Given information:
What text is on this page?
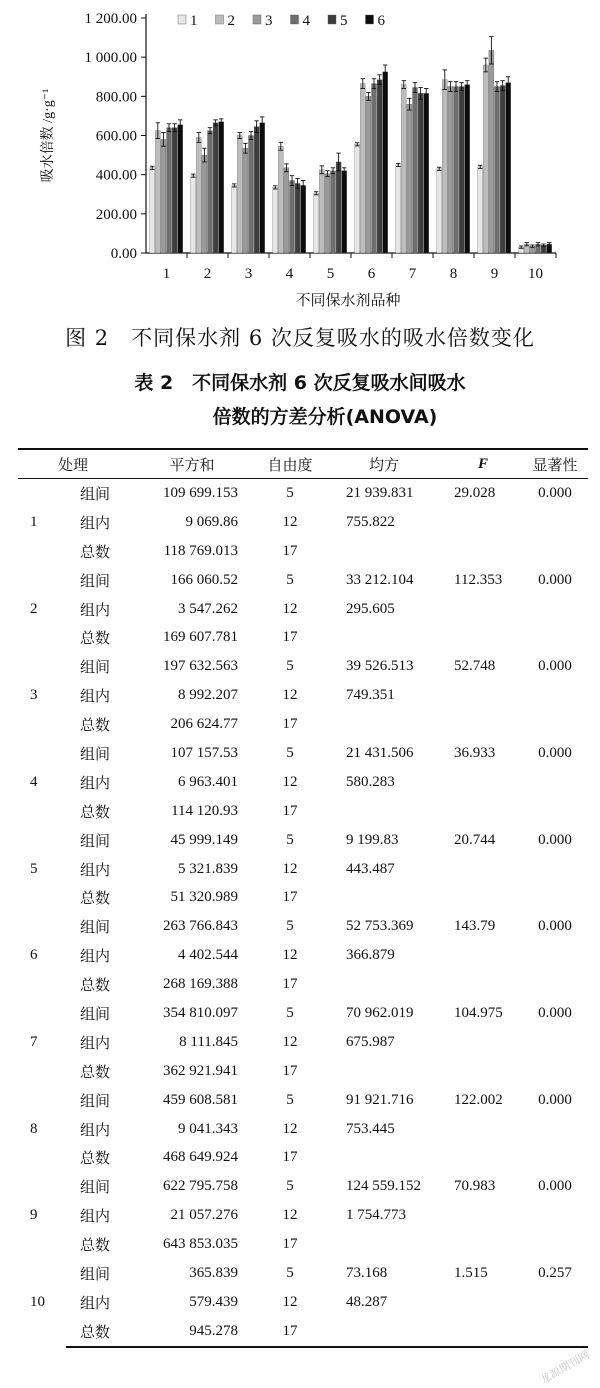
0.00
200.00
400.00
600.00
800.00
1 000.00
1 200.00
1 2 3 4 5 6 7 8 9 10
1 2 3 4 5 6
不同保水剂品种
吸水倍数 /g·g⁻¹
图 2　不同保水剂 6 次反复吸水的吸水倍数变化
表 2　不同保水剂 6 次反复吸水间吸水
倍数的方差分析(ANOVA)
处理		平方和	自由度	均方	F	显著性
1	组间	109 699.153	5	21 939.831	29.028	0.000
	组内	9 069.86	12	755.822		
	总数	118 769.013	17			
2	组间	166 060.52	5	33 212.104	112.353	0.000
	组内	3 547.262	12	295.605		
	总数	169 607.781	17			
3	组间	197 632.563	5	39 526.513	52.748	0.000
	组内	8 992.207	12	749.351		
	总数	206 624.77	17			
4	组间	107 157.53	5	21 431.506	36.933	0.000
	组内	6 963.401	12	580.283		
	总数	114 120.93	17			
5	组间	45 999.149	5	9 199.83	20.744	0.000
	组内	5 321.839	12	443.487		
	总数	51 320.989	17			
6	组间	263 766.843	5	52 753.369	143.79	0.000
	组内	4 402.544	12	366.879		
	总数	268 169.388	17			
7	组间	354 810.097	5	70 962.019	104.975	0.000
	组内	8 111.845	12	675.987		
	总数	362 921.941	17			
8	组间	459 608.581	5	91 921.716	122.002	0.000
	组内	9 041.343	12	753.445		
	总数	468 649.924	17			
9	组间	622 795.758	5	124 559.152	70.983	0.000
	组内	21 057.276	12	1 754.773		
	总数	643 853.035	17			
10	组间	365.839	5	73.168	1.515	0.257
	组内	579.439	12	48.287		
	总数	945.278	17			
龙源期刊网
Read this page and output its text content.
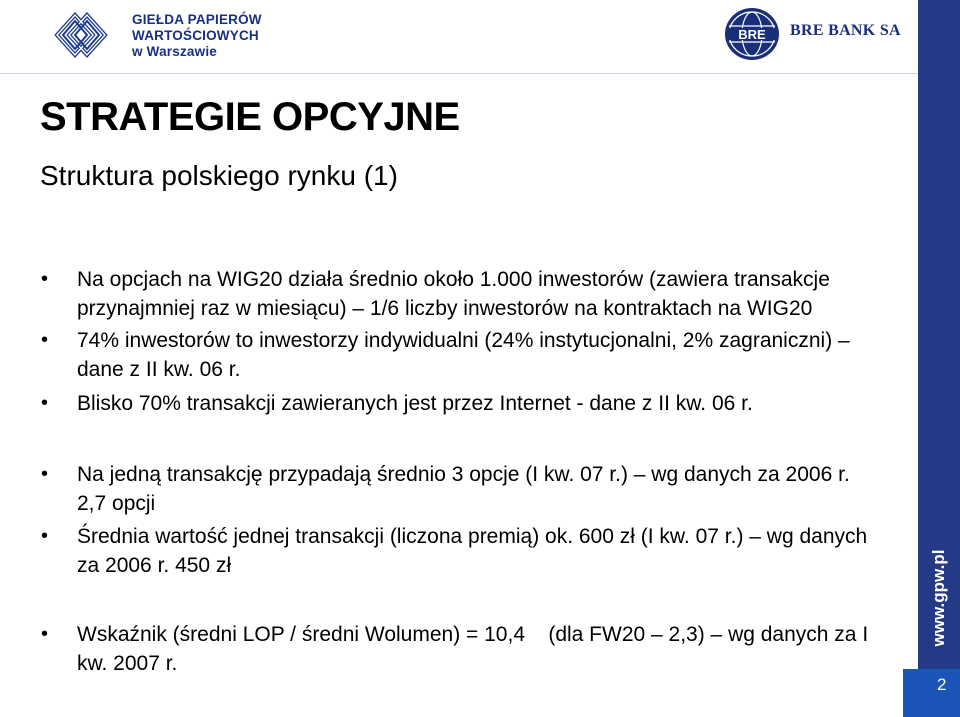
GIEŁDA PAPIERÓW
WARTOŚCIOWYCH
w Warszawie
BRE BRE BANK SA
www.gpw.pl
2
STRATEGIE OPCYJNE
Struktura polskiego rynku (1)
• Na opcjach na WIG20 działa średnio około 1.000 inwestorów (zawiera transakcje
przynajmniej raz w miesiącu) – 1/6 liczby inwestorów na kontraktach na WIG20
• 74% inwestorów to inwestorzy indywidualni (24% instytucjonalni, 2% zagraniczni) –
dane z II kw. 06 r.
• Blisko 70% transakcji zawieranych jest przez Internet - dane z II kw. 06 r.
• Na jedną transakcję przypadają średnio 3 opcje (I kw. 07 r.) – wg danych za 2006 r.
2,7 opcji
• Średnia wartość jednej transakcji (liczona premią) ok. 600 zł (I kw. 07 r.) – wg danych
za 2006 r. 450 zł
• Wskaźnik (średni LOP / średni Wolumen) = 10,4    (dla FW20 – 2,3) – wg danych za I
kw. 2007 r.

Task statement:
Exclude the pictures and repeat every other part of the records word for word.

Result:
What text is on this page?
0.00
200.00
400.00
600.00
800.00
1 000.00
1 200.00
1 2 3 4 5 6 7 8 9 10
1 2 3 4 5 6
不同保水剂品种
吸水倍数 /g·g⁻¹
图 2　不同保水剂 6 次反复吸水的吸水倍数变化
表 2　不同保水剂 6 次反复吸水间吸水
倍数的方差分析(ANOVA)
处理		平方和	自由度	均方	F	显著性
1	组间	109 699.153	5	21 939.831	29.028	0.000
	组内	9 069.86	12	755.822		
	总数	118 769.013	17			
2	组间	166 060.52	5	33 212.104	112.353	0.000
	组内	3 547.262	12	295.605		
	总数	169 607.781	17			
3	组间	197 632.563	5	39 526.513	52.748	0.000
	组内	8 992.207	12	749.351		
	总数	206 624.77	17			
4	组间	107 157.53	5	21 431.506	36.933	0.000
	组内	6 963.401	12	580.283		
	总数	114 120.93	17			
5	组间	45 999.149	5	9 199.83	20.744	0.000
	组内	5 321.839	12	443.487		
	总数	51 320.989	17			
6	组间	263 766.843	5	52 753.369	143.79	0.000
	组内	4 402.544	12	366.879		
	总数	268 169.388	17			
7	组间	354 810.097	5	70 962.019	104.975	0.000
	组内	8 111.845	12	675.987		
	总数	362 921.941	17			
8	组间	459 608.581	5	91 921.716	122.002	0.000
	组内	9 041.343	12	753.445		
	总数	468 649.924	17			
9	组间	622 795.758	5	124 559.152	70.983	0.000
	组内	21 057.276	12	1 754.773		
	总数	643 853.035	17			
10	组间	365.839	5	73.168	1.515	0.257
	组内	579.439	12	48.287		
	总数	945.278	17			
龙源期刊网
Read this page and output its text content.
GIEŁDA PAPIERÓW
WARTOŚCIOWYCH
w Warszawie
BRE BRE BANK SA
www.gpw.pl
2
STRATEGIE OPCYJNE
Struktura polskiego rynku (1)
• Na opcjach na WIG20 działa średnio około 1.000 inwestorów (zawiera transakcje
przynajmniej raz w miesiącu) – 1/6 liczby inwestorów na kontraktach na WIG20
• 74% inwestorów to inwestorzy indywidualni (24% instytucjonalni, 2% zagraniczni) –
dane z II kw. 06 r.
• Blisko 70% transakcji zawieranych jest przez Internet - dane z II kw. 06 r.
• Na jedną transakcję przypadają średnio 3 opcje (I kw. 07 r.) – wg danych za 2006 r.
2,7 opcji
• Średnia wartość jednej transakcji (liczona premią) ok. 600 zł (I kw. 07 r.) – wg danych
za 2006 r. 450 zł
• Wskaźnik (średni LOP / średni Wolumen) = 10,4    (dla FW20 – 2,3) – wg danych za I
kw. 2007 r.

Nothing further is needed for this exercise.